*** Begin section ***

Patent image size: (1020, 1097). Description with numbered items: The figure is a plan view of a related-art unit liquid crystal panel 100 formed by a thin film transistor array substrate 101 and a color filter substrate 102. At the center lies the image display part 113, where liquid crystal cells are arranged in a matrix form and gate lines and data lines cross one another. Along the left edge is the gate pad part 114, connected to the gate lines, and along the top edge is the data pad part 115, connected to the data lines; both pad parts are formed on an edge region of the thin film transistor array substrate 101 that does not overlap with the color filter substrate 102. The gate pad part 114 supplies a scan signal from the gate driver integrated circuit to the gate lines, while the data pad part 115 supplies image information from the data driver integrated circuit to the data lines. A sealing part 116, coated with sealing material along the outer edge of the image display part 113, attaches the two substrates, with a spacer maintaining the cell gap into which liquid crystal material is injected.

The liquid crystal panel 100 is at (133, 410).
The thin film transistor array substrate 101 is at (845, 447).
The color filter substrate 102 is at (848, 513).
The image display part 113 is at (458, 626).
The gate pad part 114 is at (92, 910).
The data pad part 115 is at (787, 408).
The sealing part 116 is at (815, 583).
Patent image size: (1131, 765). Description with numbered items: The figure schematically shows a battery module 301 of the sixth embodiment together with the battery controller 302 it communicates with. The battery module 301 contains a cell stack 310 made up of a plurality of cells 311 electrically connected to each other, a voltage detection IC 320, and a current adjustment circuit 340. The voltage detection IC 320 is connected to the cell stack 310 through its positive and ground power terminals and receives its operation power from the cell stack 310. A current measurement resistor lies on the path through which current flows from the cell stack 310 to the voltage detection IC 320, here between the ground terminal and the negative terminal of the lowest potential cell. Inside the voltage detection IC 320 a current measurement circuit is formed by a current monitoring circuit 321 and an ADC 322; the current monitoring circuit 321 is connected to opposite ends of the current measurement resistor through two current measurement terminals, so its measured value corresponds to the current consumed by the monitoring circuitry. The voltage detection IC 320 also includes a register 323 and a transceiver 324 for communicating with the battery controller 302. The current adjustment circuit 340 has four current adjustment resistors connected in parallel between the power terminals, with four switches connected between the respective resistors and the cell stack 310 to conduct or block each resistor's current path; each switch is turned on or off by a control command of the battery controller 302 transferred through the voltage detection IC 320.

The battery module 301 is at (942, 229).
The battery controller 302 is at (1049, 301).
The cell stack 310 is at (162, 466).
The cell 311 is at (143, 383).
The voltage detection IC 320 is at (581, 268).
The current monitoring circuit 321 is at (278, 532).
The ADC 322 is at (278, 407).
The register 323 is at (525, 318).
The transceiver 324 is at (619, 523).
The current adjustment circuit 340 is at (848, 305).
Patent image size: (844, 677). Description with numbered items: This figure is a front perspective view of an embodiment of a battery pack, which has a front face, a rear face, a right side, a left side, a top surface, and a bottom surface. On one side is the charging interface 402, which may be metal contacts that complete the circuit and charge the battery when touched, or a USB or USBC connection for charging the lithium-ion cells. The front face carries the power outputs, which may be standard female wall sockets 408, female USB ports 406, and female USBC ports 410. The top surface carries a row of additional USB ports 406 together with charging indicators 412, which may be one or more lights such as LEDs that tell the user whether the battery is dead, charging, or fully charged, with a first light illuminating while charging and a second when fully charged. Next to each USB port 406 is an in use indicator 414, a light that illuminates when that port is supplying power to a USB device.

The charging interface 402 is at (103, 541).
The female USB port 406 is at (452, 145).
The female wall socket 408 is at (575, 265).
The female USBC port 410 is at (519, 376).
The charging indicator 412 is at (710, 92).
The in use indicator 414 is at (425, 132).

*** End section ***

• **YOUR GOAL**: Each record above should be given again exactly as it appears.

• **EXPECTED OUTPUT**:
Patent image size: (1020, 1097). Description with numbered items: The figure is a plan view of a related-art unit liquid crystal panel 100 formed by a thin film transistor array substrate 101 and a color filter substrate 102. At the center lies the image display part 113, where liquid crystal cells are arranged in a matrix form and gate lines and data lines cross one another. Along the left edge is the gate pad part 114, connected to the gate lines, and along the top edge is the data pad part 115, connected to the data lines; both pad parts are formed on an edge region of the thin film transistor array substrate 101 that does not overlap with the color filter substrate 102. The gate pad part 114 supplies a scan signal from the gate driver integrated circuit to the gate lines, while the data pad part 115 supplies image information from the data driver integrated circuit to the data lines. A sealing part 116, coated with sealing material along the outer edge of the image display part 113, attaches the two substrates, with a spacer maintaining the cell gap into which liquid crystal material is injected.

The liquid crystal panel 100 is at (133, 410).
The thin film transistor array substrate 101 is at (845, 447).
The color filter substrate 102 is at (848, 513).
The image display part 113 is at (458, 626).
The gate pad part 114 is at (92, 910).
The data pad part 115 is at (787, 408).
The sealing part 116 is at (815, 583).
Patent image size: (1131, 765). Description with numbered items: The figure schematically shows a battery module 301 of the sixth embodiment together with the battery controller 302 it communicates with. The battery module 301 contains a cell stack 310 made up of a plurality of cells 311 electrically connected to each other, a voltage detection IC 320, and a current adjustment circuit 340. The voltage detection IC 320 is connected to the cell stack 310 through its positive and ground power terminals and receives its operation power from the cell stack 310. A current measurement resistor lies on the path through which current flows from the cell stack 310 to the voltage detection IC 320, here between the ground terminal and the negative terminal of the lowest potential cell. Inside the voltage detection IC 320 a current measurement circuit is formed by a current monitoring circuit 321 and an ADC 322; the current monitoring circuit 321 is connected to opposite ends of the current measurement resistor through two current measurement terminals, so its measured value corresponds to the current consumed by the monitoring circuitry. The voltage detection IC 320 also includes a register 323 and a transceiver 324 for communicating with the battery controller 302. The current adjustment circuit 340 has four current adjustment resistors connected in parallel between the power terminals, with four switches connected between the respective resistors and the cell stack 310 to conduct or block each resistor's current path; each switch is turned on or off by a control command of the battery controller 302 transferred through the voltage detection IC 320.

The battery module 301 is at (942, 229).
The battery controller 302 is at (1049, 301).
The cell stack 310 is at (162, 466).
The cell 311 is at (143, 383).
The voltage detection IC 320 is at (581, 268).
The current monitoring circuit 321 is at (278, 532).
The ADC 322 is at (278, 407).
The register 323 is at (525, 318).
The transceiver 324 is at (619, 523).
The current adjustment circuit 340 is at (848, 305).
Patent image size: (844, 677). Description with numbered items: This figure is a front perspective view of an embodiment of a battery pack, which has a front face, a rear face, a right side, a left side, a top surface, and a bottom surface. On one side is the charging interface 402, which may be metal contacts that complete the circuit and charge the battery when touched, or a USB or USBC connection for charging the lithium-ion cells. The front face carries the power outputs, which may be standard female wall sockets 408, female USB ports 406, and female USBC ports 410. The top surface carries a row of additional USB ports 406 together with charging indicators 412, which may be one or more lights such as LEDs that tell the user whether the battery is dead, charging, or fully charged, with a first light illuminating while charging and a second when fully charged. Next to each USB port 406 is an in use indicator 414, a light that illuminates when that port is supplying power to a USB device.

The charging interface 402 is at (103, 541).
The female USB port 406 is at (452, 145).
The female wall socket 408 is at (575, 265).
The female USBC port 410 is at (519, 376).
The charging indicator 412 is at (710, 92).
The in use indicator 414 is at (425, 132).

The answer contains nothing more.